## What to do
Repeat each line of the material below exactly as it appears, minus any pictures.

##### Raw data

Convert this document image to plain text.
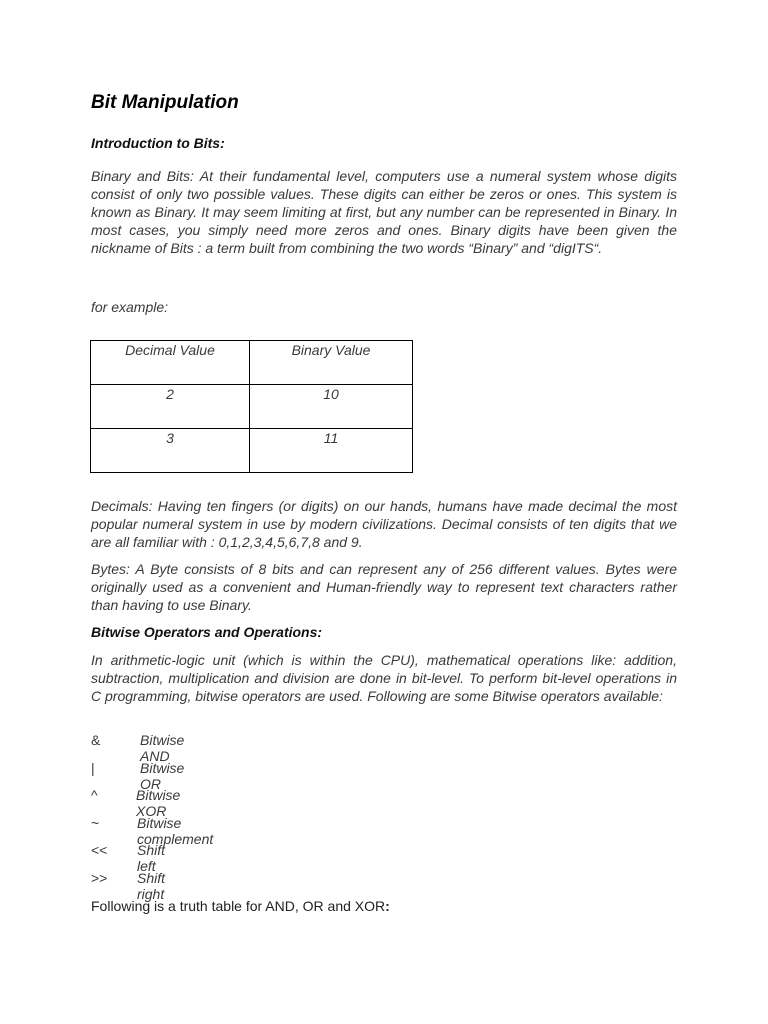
Bit Manipulation
Introduction to Bits:
Binary and Bits: At their fundamental level, computers use a numeral system whose digits consist of only two possible values. These digits can either be zeros or ones. This system is known as Binary. It may seem limiting at first, but any number can be represented in Binary. In most cases, you simply need more zeros and ones. Binary digits have been given the nickname of Bits : a term built from combining the two words “Binary” and “digITS“.
for example:
Decimal Value	Binary Value
2	10
3	11
Decimals: Having ten fingers (or digits) on our hands, humans have made decimal the most popular numeral system in use by modern civilizations. Decimal consists of ten digits that we are all familiar with : 0,1,2,3,4,5,6,7,8 and 9.
Bytes: A Byte consists of 8 bits and can represent any of 256 different values. Bytes were originally used as a convenient and Human-friendly way to represent text characters rather than having to use Binary.
Bitwise Operators and Operations:
In arithmetic-logic unit (which is within the CPU), mathematical operations like: addition, subtraction, multiplication and division are done in bit-level. To perform bit-level operations in C programming, bitwise operators are used. Following are some Bitwise operators available:
&	Bitwise AND
|	Bitwise OR
^	Bitwise XOR
~	Bitwise complement
<< Shift left
>> Shift right
Following is a truth table for AND, OR and XOR:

##########

## Answer for the task
Convert this document image to plain text.
Bit Manipulation
Introduction to Bits:
Binary and Bits: At their fundamental level, computers use a numeral system whose digits consist of only two possible values. These digits can either be zeros or ones. This system is known as Binary. It may seem limiting at first, but any number can be represented in Binary. In most cases, you simply need more zeros and ones. Binary digits have been given the nickname of Bits : a term built from combining the two words “Binary” and “digITS“.
for example:
Decimal Value	Binary Value
2	10
3	11
Decimals: Having ten fingers (or digits) on our hands, humans have made decimal the most popular numeral system in use by modern civilizations. Decimal consists of ten digits that we are all familiar with : 0,1,2,3,4,5,6,7,8 and 9.
Bytes: A Byte consists of 8 bits and can represent any of 256 different values. Bytes were originally used as a convenient and Human-friendly way to represent text characters rather than having to use Binary.
Bitwise Operators and Operations:
In arithmetic-logic unit (which is within the CPU), mathematical operations like: addition, subtraction, multiplication and division are done in bit-level. To perform bit-level operations in C programming, bitwise operators are used. Following are some Bitwise operators available:
&	Bitwise AND
|	Bitwise OR
^	Bitwise XOR
~	Bitwise complement
<< Shift left
>> Shift right
Following is a truth table for AND, OR and XOR:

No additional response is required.